◆ Task to carry out: What you return should match every record exactly, with the images removed.

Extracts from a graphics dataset
· · · ·

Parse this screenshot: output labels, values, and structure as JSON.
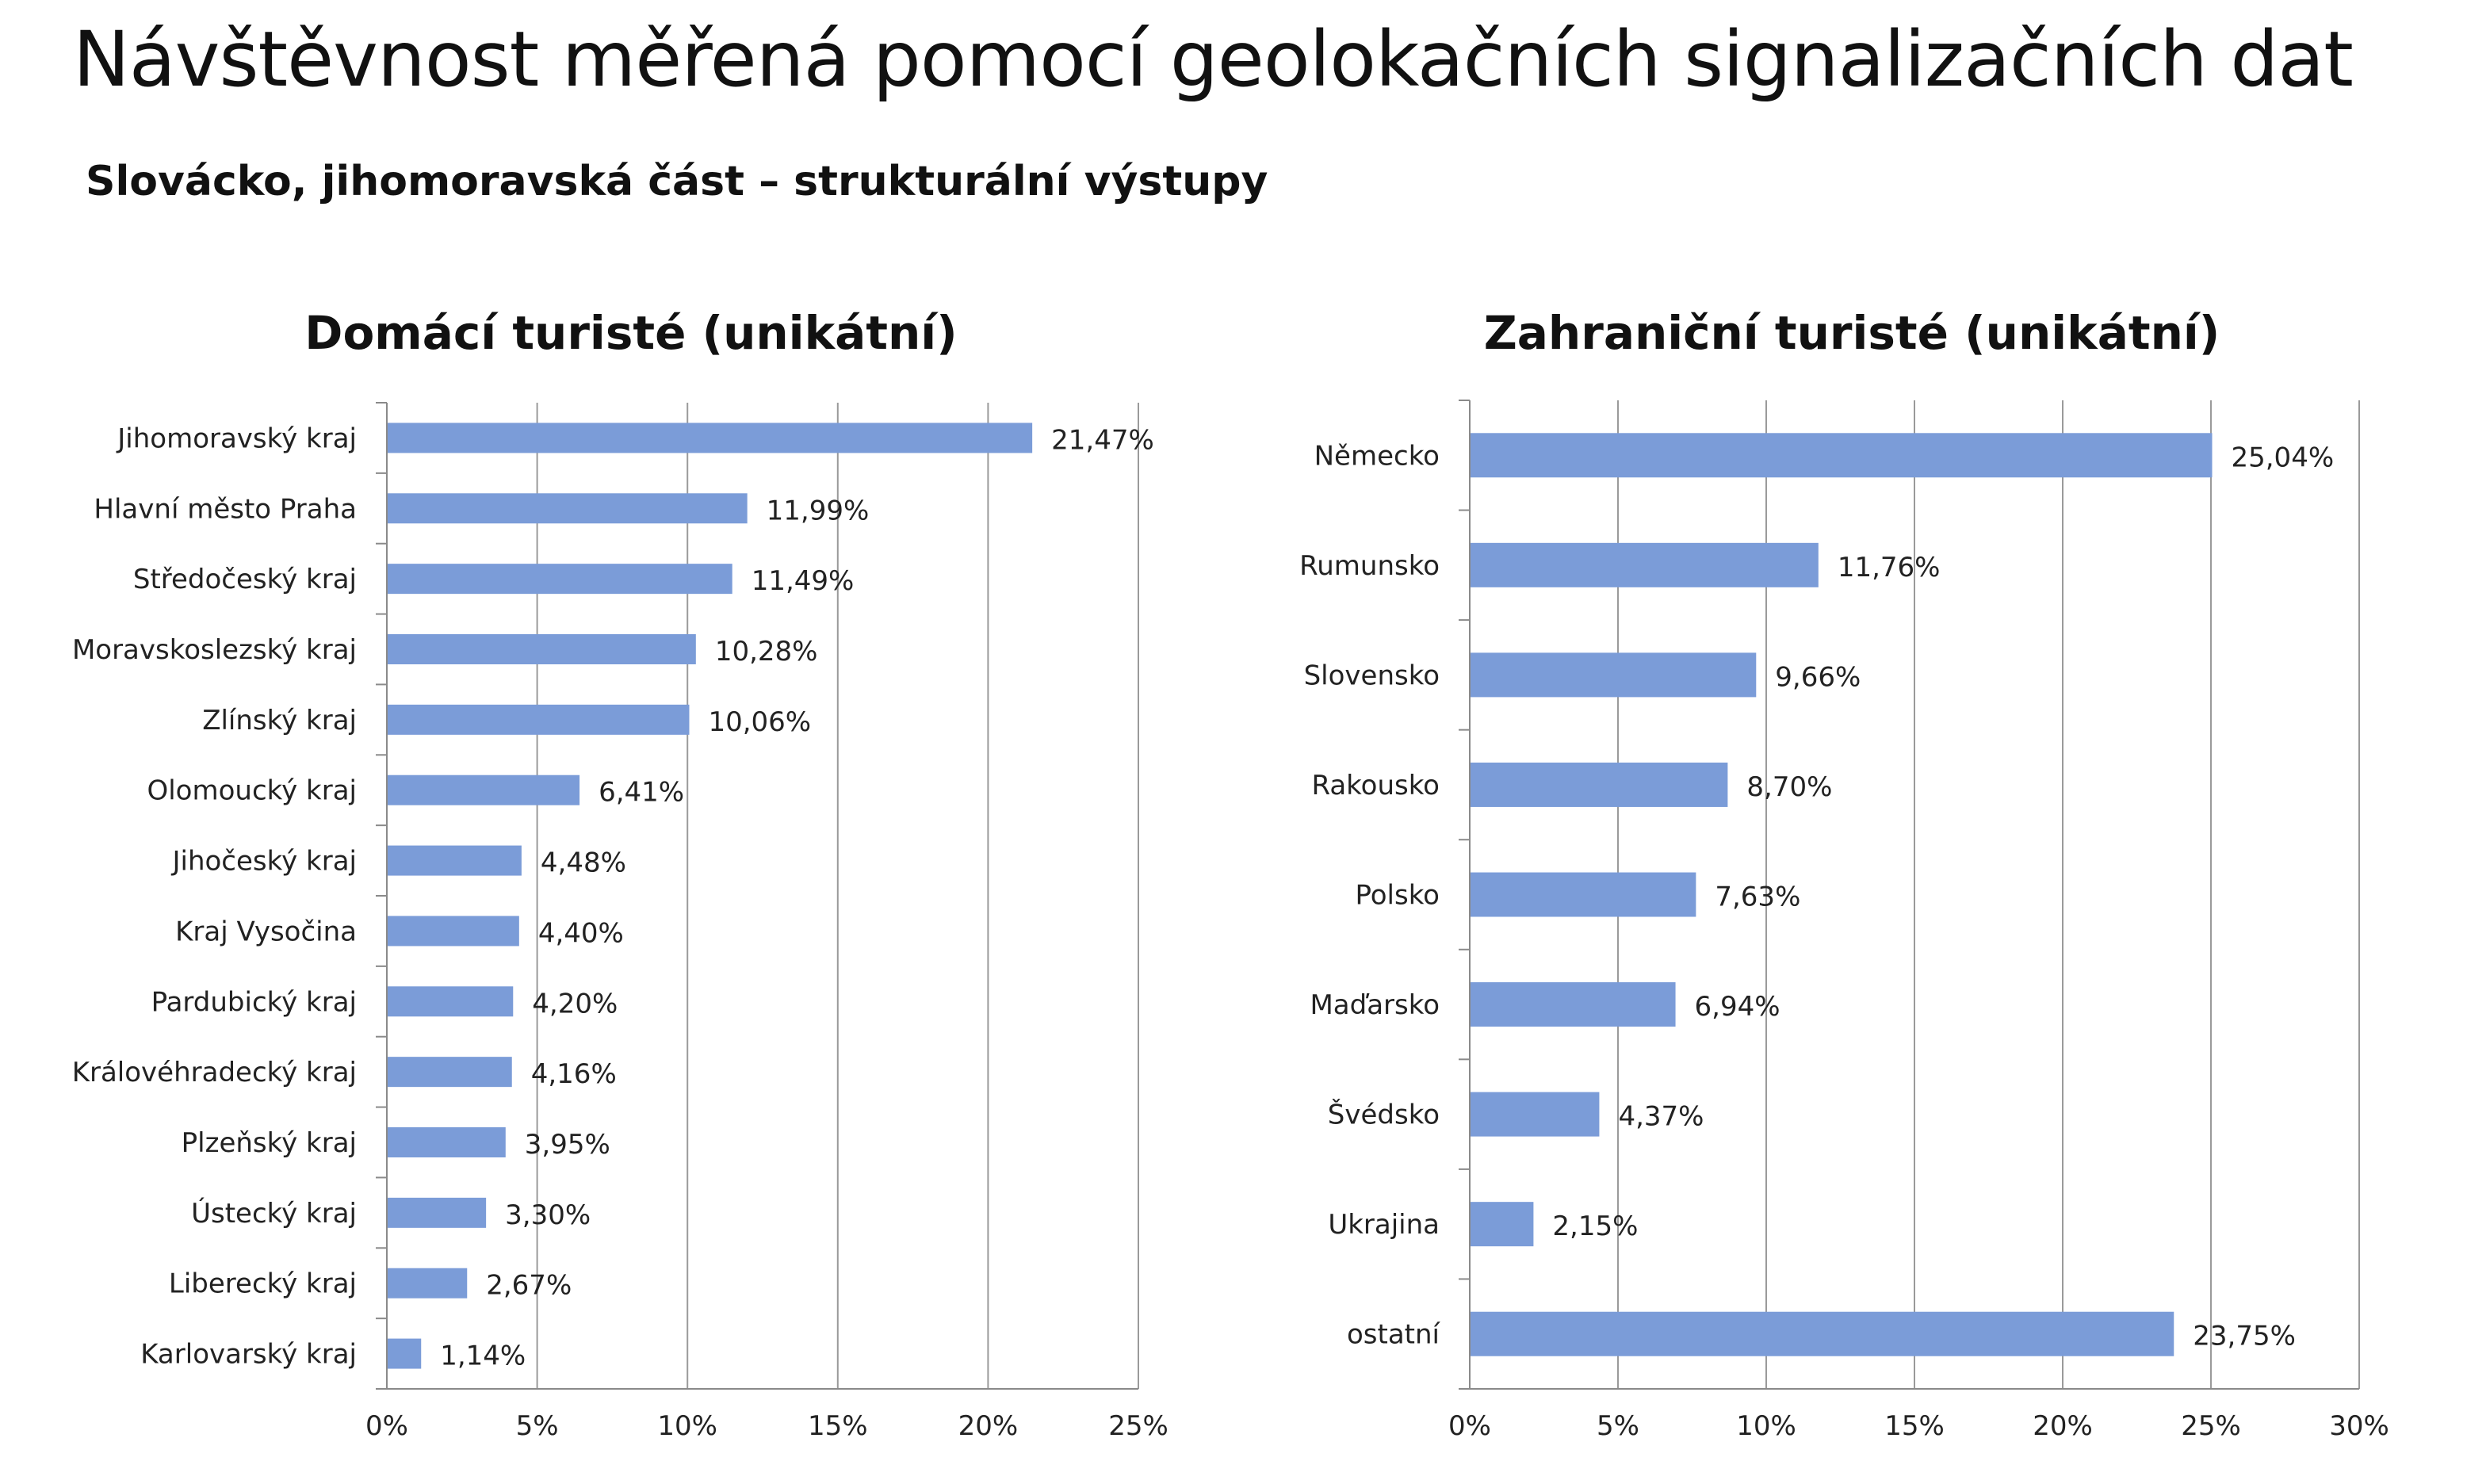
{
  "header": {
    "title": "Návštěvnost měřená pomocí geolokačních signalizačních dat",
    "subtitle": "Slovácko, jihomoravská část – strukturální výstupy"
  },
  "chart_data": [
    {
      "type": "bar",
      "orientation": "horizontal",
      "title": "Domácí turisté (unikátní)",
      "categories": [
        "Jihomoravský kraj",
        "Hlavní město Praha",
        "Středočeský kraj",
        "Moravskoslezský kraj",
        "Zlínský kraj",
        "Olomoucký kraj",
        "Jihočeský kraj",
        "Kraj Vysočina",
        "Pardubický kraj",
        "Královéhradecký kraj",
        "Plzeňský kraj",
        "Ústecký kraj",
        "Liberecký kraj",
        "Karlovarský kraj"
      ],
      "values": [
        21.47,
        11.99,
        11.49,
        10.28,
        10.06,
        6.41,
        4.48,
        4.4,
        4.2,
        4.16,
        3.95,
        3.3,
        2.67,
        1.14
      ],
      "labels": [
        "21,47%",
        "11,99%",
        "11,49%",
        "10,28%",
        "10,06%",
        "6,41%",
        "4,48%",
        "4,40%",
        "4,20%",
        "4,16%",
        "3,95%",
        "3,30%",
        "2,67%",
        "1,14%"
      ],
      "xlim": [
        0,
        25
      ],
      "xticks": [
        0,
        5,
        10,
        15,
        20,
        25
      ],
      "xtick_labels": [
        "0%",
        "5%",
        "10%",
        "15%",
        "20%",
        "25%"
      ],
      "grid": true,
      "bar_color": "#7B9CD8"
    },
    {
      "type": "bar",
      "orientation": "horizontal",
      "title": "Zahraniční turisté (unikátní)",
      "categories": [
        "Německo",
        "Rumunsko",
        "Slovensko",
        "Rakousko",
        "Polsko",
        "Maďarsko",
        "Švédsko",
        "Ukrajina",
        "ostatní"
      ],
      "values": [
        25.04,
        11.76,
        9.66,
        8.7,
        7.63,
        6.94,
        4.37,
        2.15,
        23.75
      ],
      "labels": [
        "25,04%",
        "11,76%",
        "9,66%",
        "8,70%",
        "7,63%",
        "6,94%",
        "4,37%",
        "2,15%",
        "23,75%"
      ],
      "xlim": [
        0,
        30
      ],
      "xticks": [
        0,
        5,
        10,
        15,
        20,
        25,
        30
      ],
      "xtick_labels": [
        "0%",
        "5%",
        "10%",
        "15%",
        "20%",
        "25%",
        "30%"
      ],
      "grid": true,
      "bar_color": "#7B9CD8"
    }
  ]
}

· · · ·

◆ Expected answer:
Parse this screenshot: output labels, values, and structure as JSON.
{
  "header": {
    "title": "Návštěvnost měřená pomocí geolokačních signalizačních dat",
    "subtitle": "Slovácko, jihomoravská část – strukturální výstupy"
  },
  "chart_data": [
    {
      "type": "bar",
      "orientation": "horizontal",
      "title": "Domácí turisté (unikátní)",
      "categories": [
        "Jihomoravský kraj",
        "Hlavní město Praha",
        "Středočeský kraj",
        "Moravskoslezský kraj",
        "Zlínský kraj",
        "Olomoucký kraj",
        "Jihočeský kraj",
        "Kraj Vysočina",
        "Pardubický kraj",
        "Královéhradecký kraj",
        "Plzeňský kraj",
        "Ústecký kraj",
        "Liberecký kraj",
        "Karlovarský kraj"
      ],
      "values": [
        21.47,
        11.99,
        11.49,
        10.28,
        10.06,
        6.41,
        4.48,
        4.4,
        4.2,
        4.16,
        3.95,
        3.3,
        2.67,
        1.14
      ],
      "labels": [
        "21,47%",
        "11,99%",
        "11,49%",
        "10,28%",
        "10,06%",
        "6,41%",
        "4,48%",
        "4,40%",
        "4,20%",
        "4,16%",
        "3,95%",
        "3,30%",
        "2,67%",
        "1,14%"
      ],
      "xlim": [
        0,
        25
      ],
      "xticks": [
        0,
        5,
        10,
        15,
        20,
        25
      ],
      "xtick_labels": [
        "0%",
        "5%",
        "10%",
        "15%",
        "20%",
        "25%"
      ],
      "grid": true,
      "bar_color": "#7B9CD8"
    },
    {
      "type": "bar",
      "orientation": "horizontal",
      "title": "Zahraniční turisté (unikátní)",
      "categories": [
        "Německo",
        "Rumunsko",
        "Slovensko",
        "Rakousko",
        "Polsko",
        "Maďarsko",
        "Švédsko",
        "Ukrajina",
        "ostatní"
      ],
      "values": [
        25.04,
        11.76,
        9.66,
        8.7,
        7.63,
        6.94,
        4.37,
        2.15,
        23.75
      ],
      "labels": [
        "25,04%",
        "11,76%",
        "9,66%",
        "8,70%",
        "7,63%",
        "6,94%",
        "4,37%",
        "2,15%",
        "23,75%"
      ],
      "xlim": [
        0,
        30
      ],
      "xticks": [
        0,
        5,
        10,
        15,
        20,
        25,
        30
      ],
      "xtick_labels": [
        "0%",
        "5%",
        "10%",
        "15%",
        "20%",
        "25%",
        "30%"
      ],
      "grid": true,
      "bar_color": "#7B9CD8"
    }
  ]
}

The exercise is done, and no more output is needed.